EXERCISE AIM —
Repeat the lines of the material verbatim, from the line containing "volume-bar [261,398,274,527]" through the line containing "candle [276,206,287,279]", and give only those lines.

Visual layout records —
__________
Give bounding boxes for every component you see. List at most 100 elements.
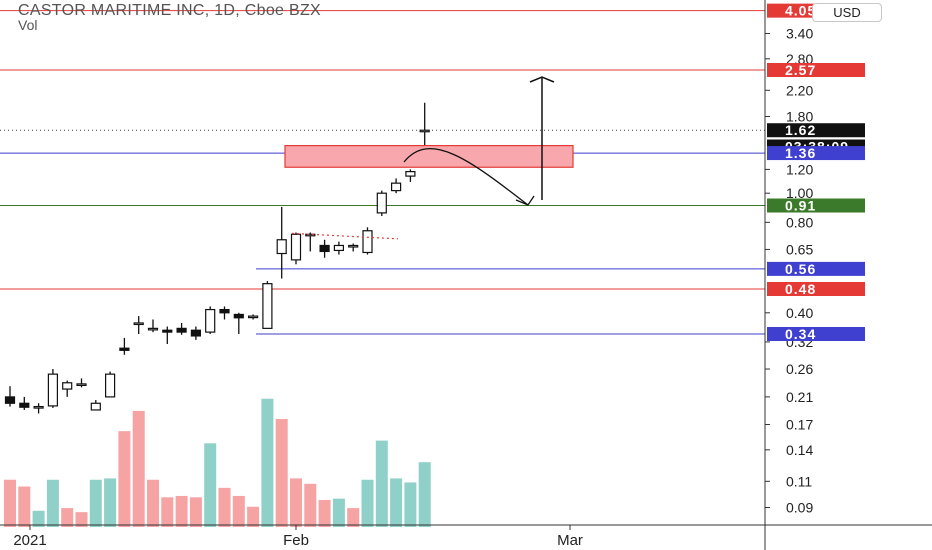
volume-bar [261,398,274,527]
candle-body [90,402,101,411]
price-tick-label: 0.11 [786,473,812,489]
price-badge-text: 0.48 [785,281,816,297]
price-tick-label: 3.40 [786,25,813,41]
price-tick-label: 1.20 [786,161,813,177]
volume-bar [104,478,117,527]
candle [419,102,430,148]
volume-layer [4,398,431,527]
candle [62,380,73,397]
candle [33,403,44,414]
candle-body [4,396,16,404]
volume-bar [404,482,417,527]
candle [19,396,30,410]
volume-bar [418,462,431,527]
candle-body [348,244,359,248]
candle [147,319,159,333]
candle-body [190,329,201,337]
price-tick-label: 1.00 [786,185,813,201]
price-badge-text: 4.05 [785,3,816,19]
candle-body [33,405,44,409]
price-tick-label: 0.09 [786,499,813,515]
candle-body [391,182,402,192]
candle [119,337,130,355]
candle-body [104,373,116,398]
volume-bar [275,419,288,527]
price-badge-text: 1.36 [785,145,816,161]
candle [333,241,344,255]
candle [276,206,287,279]
candle-body [119,347,130,351]
candle [104,371,116,398]
candle [162,326,173,344]
price-tick-label: 0.14 [786,442,813,458]
volume-bar [189,497,202,527]
volume-bar [318,500,331,527]
candle-body [376,192,387,214]
price-tick-label: 1.80 [786,108,813,124]
price-badge-text: 0.34 [785,326,816,342]
price-axis-badge: 0.56 [767,261,865,277]
volume-bar [61,508,74,527]
price-tick-label: 0.17 [786,416,813,432]
price-badge-bg [767,198,865,213]
price-axis-badge: 0.91 [767,198,865,214]
resistance-zone[interactable] [284,145,574,168]
volume-bar [147,479,159,527]
price-tick-label: 0.65 [786,241,813,257]
candle [233,312,244,335]
volume-bar [247,506,260,527]
candle-body [76,383,87,386]
volume-bar [46,479,59,527]
candle-body [62,382,73,390]
price-axis-badge: 2.57 [767,62,865,78]
price-badge-text: 0.91 [785,198,816,214]
projection-curve-arrowhead [515,195,535,206]
candles-layer [4,102,430,414]
candle-body [248,315,259,319]
candle [133,316,144,335]
candle [4,386,16,407]
candle [90,400,101,411]
price-tick-label: 2.80 [786,51,813,67]
candle-body [405,170,416,177]
volume-bar [32,510,45,527]
volume-bar [75,512,88,527]
volume-bar [332,498,345,527]
candle-body [305,233,316,237]
candle-body [219,308,230,314]
candle [348,243,359,252]
volume-bar [161,497,174,527]
price-badge-bg [767,327,865,342]
candle-body [133,322,144,326]
projection-curve[interactable] [403,148,529,206]
time-tick-label: 2021 [13,532,46,549]
candle [190,326,201,340]
price-axis-badge: 0.34 [767,326,865,342]
volume-indicator-label[interactable]: Vol [18,17,38,33]
price-badge-bg [767,123,865,138]
price-tick-label: 0.80 [786,214,813,230]
volume-bar [347,508,360,527]
currency-button[interactable]: USD [812,3,882,22]
candle-body [233,313,244,319]
time-tick-label: Mar [557,532,583,549]
price-badge-bg [767,261,865,276]
candle [305,232,316,252]
price-tick-label: 0.26 [786,361,813,377]
volume-bar [232,495,245,527]
candle-body [319,244,330,253]
candle-body [147,327,159,331]
candle-body [276,239,287,255]
candle-body [362,230,373,254]
chart-title: CASTOR MARITIME INC, 1D, Cboe BZX [18,2,321,19]
price-labels-layer: 4.052.571.6203:38:091.360.910.560.480.34 [767,3,865,342]
volume-bar [361,479,374,527]
volume-bar [175,495,188,527]
candle [219,306,230,320]
candle [248,314,259,320]
candle [391,178,402,194]
candle [362,227,373,255]
volume-bar [390,478,403,527]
__________
CORRECT RESULT —
volume-bar [261,398,274,527]
candle-body [90,402,101,411]
price-tick-label: 0.11 [786,473,812,489]
price-badge-text: 0.48 [785,281,816,297]
price-tick-label: 3.40 [786,25,813,41]
price-tick-label: 1.20 [786,161,813,177]
volume-bar [104,478,117,527]
candle [419,102,430,148]
volume-layer [4,398,431,527]
candle [62,380,73,397]
candle [33,403,44,414]
candle-body [4,396,16,404]
volume-bar [404,482,417,527]
candle [19,396,30,410]
volume-bar [418,462,431,527]
candle-body [348,244,359,248]
candle [147,319,159,333]
candle-body [190,329,201,337]
price-tick-label: 1.00 [786,185,813,201]
price-badge-text: 4.05 [785,3,816,19]
candle-body [33,405,44,409]
price-tick-label: 0.09 [786,499,813,515]
candle-body [391,182,402,192]
candle [119,337,130,355]
candle-body [104,373,116,398]
volume-bar [275,419,288,527]
price-badge-text: 1.36 [785,145,816,161]
candle [333,241,344,255]
candle [276,206,287,279]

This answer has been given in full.